(PROBLEM REQUIREMENTS)
Exact reproduction is required for all entries.

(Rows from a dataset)
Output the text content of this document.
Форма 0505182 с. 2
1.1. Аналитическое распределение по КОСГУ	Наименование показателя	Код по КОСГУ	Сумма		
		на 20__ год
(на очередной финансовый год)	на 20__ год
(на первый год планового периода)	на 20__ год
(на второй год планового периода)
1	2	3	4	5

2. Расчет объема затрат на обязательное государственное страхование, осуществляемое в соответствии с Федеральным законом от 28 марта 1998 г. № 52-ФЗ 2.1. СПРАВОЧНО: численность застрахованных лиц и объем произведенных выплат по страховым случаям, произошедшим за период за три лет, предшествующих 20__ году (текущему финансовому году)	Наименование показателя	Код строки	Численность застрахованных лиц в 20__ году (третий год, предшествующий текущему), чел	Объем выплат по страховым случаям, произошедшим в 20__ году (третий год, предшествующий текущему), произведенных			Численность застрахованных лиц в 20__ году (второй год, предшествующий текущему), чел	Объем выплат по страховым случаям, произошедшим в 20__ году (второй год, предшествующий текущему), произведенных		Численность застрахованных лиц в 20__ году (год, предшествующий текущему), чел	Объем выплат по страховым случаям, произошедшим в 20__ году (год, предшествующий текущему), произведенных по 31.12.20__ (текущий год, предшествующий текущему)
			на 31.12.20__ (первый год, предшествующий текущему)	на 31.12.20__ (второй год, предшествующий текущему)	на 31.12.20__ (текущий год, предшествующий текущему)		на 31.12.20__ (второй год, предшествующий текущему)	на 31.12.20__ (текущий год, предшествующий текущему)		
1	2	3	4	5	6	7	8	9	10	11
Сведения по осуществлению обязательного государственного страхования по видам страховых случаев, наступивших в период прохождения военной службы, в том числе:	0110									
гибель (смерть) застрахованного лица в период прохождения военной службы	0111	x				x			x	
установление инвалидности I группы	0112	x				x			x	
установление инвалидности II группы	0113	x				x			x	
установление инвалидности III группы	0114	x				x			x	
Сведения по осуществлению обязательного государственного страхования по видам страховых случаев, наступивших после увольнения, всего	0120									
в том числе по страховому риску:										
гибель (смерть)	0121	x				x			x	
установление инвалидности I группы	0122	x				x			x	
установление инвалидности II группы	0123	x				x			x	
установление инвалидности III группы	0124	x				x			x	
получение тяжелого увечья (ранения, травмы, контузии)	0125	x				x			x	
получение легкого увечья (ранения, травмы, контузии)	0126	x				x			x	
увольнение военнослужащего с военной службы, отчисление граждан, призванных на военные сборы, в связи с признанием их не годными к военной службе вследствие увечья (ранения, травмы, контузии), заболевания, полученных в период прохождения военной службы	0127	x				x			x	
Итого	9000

(THE REPLY)
Output the text content of this document.
Форма 0505182 с. 2
1.1. Аналитическое распределение по КОСГУ	Наименование показателя	Код по КОСГУ	Сумма		
		на 20__ год
(на очередной финансовый год)	на 20__ год
(на первый год планового периода)	на 20__ год
(на второй год планового периода)
1	2	3	4	5

2. Расчет объема затрат на обязательное государственное страхование, осуществляемое в соответствии с Федеральным законом от 28 марта 1998 г. № 52-ФЗ 2.1. СПРАВОЧНО: численность застрахованных лиц и объем произведенных выплат по страховым случаям, произошедшим за период за три лет, предшествующих 20__ году (текущему финансовому году)	Наименование показателя	Код строки	Численность застрахованных лиц в 20__ году (третий год, предшествующий текущему), чел	Объем выплат по страховым случаям, произошедшим в 20__ году (третий год, предшествующий текущему), произведенных			Численность застрахованных лиц в 20__ году (второй год, предшествующий текущему), чел	Объем выплат по страховым случаям, произошедшим в 20__ году (второй год, предшествующий текущему), произведенных		Численность застрахованных лиц в 20__ году (год, предшествующий текущему), чел	Объем выплат по страховым случаям, произошедшим в 20__ году (год, предшествующий текущему), произведенных по 31.12.20__ (текущий год, предшествующий текущему)
			на 31.12.20__ (первый год, предшествующий текущему)	на 31.12.20__ (второй год, предшествующий текущему)	на 31.12.20__ (текущий год, предшествующий текущему)		на 31.12.20__ (второй год, предшествующий текущему)	на 31.12.20__ (текущий год, предшествующий текущему)		
1	2	3	4	5	6	7	8	9	10	11
Сведения по осуществлению обязательного государственного страхования по видам страховых случаев, наступивших в период прохождения военной службы, в том числе:	0110									
гибель (смерть) застрахованного лица в период прохождения военной службы	0111	x				x			x	
установление инвалидности I группы	0112	x				x			x	
установление инвалидности II группы	0113	x				x			x	
установление инвалидности III группы	0114	x				x			x	
Сведения по осуществлению обязательного государственного страхования по видам страховых случаев, наступивших после увольнения, всего	0120									
в том числе по страховому риску:										
гибель (смерть)	0121	x				x			x	
установление инвалидности I группы	0122	x				x			x	
установление инвалидности II группы	0123	x				x			x	
установление инвалидности III группы	0124	x				x			x	
получение тяжелого увечья (ранения, травмы, контузии)	0125	x				x			x	
получение легкого увечья (ранения, травмы, контузии)	0126	x				x			x	
увольнение военнослужащего с военной службы, отчисление граждан, призванных на военные сборы, в связи с признанием их не годными к военной службе вследствие увечья (ранения, травмы, контузии), заболевания, полученных в период прохождения военной службы	0127	x				x			x	
Итого	9000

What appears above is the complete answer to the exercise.